:: Task ::
Wherever the word "расходов" appears in the entries, copy the whole line.

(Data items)
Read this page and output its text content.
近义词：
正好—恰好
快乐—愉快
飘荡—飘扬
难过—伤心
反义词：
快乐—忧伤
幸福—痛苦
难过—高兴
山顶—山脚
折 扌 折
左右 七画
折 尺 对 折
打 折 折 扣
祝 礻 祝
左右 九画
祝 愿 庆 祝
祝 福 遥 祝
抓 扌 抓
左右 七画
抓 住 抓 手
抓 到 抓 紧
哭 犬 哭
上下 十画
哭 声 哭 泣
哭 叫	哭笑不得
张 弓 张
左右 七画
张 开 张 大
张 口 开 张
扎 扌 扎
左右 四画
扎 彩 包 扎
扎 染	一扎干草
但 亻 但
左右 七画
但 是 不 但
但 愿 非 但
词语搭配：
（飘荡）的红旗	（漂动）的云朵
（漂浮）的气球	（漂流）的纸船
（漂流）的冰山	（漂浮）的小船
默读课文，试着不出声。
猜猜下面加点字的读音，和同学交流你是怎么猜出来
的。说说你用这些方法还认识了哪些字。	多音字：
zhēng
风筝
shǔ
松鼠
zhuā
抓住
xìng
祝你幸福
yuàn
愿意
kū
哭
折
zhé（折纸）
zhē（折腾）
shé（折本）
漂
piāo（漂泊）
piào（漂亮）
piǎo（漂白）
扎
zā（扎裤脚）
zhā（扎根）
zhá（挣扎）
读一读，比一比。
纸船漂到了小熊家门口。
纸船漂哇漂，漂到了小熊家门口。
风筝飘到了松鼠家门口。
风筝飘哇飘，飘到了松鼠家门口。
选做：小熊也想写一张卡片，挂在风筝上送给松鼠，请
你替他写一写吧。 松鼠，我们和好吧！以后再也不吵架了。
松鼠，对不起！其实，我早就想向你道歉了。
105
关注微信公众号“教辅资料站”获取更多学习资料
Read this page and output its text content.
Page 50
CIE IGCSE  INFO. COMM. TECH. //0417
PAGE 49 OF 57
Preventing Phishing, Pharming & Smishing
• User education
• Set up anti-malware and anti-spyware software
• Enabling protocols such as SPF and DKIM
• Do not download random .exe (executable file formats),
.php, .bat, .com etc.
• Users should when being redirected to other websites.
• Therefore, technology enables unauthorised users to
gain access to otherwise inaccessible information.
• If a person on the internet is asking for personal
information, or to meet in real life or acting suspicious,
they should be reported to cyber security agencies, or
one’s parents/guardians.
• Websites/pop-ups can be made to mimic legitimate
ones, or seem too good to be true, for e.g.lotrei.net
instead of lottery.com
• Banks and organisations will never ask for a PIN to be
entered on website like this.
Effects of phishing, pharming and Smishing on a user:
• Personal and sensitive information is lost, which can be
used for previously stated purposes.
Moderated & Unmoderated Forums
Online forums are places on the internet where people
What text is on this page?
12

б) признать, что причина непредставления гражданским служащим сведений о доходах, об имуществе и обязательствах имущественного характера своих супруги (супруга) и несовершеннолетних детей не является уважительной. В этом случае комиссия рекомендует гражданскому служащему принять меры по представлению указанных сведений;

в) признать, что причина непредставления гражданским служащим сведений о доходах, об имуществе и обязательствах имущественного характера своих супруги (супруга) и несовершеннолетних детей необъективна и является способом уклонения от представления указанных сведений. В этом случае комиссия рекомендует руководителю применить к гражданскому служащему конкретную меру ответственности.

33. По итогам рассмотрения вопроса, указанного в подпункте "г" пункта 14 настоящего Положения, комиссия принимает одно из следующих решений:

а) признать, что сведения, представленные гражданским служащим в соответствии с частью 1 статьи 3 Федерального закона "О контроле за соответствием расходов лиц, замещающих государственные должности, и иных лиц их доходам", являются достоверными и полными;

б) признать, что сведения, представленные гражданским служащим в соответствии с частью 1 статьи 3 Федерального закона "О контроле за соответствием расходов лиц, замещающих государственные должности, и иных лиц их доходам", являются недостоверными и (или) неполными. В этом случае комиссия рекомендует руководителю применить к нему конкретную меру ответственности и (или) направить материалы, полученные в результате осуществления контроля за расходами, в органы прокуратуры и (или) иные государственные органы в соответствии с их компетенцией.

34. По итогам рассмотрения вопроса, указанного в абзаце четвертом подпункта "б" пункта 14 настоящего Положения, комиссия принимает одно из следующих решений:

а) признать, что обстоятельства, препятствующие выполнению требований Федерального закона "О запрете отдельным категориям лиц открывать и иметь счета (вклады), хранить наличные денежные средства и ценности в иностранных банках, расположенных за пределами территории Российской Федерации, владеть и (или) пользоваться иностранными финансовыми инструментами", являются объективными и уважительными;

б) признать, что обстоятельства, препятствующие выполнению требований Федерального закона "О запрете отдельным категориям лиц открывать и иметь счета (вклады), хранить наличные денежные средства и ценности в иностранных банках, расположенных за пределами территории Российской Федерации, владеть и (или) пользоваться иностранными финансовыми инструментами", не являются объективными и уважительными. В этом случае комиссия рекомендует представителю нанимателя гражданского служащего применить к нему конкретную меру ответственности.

:: Full solution ::
а) признать, что сведения, представленные гражданским служащим в соответствии с частью 1 статьи 3 Федерального закона "О контроле за соответствием расходов лиц, замещающих государственные должности, и иных лиц их доходам", являются достоверными и полными;
б) признать, что сведения, представленные гражданским служащим в соответствии с частью 1 статьи 3 Федерального закона "О контроле за соответствием расходов лиц, замещающих государственные должности, и иных лиц их доходам", являются недостоверными и (или) неполными. В этом случае комиссия рекомендует руководителю применить к нему конкретную меру ответственности и (или) направить материалы, полученные в результате осуществления контроля за расходами, в органы прокуратуры и (или) иные государственные органы в соответствии с их компетенцией.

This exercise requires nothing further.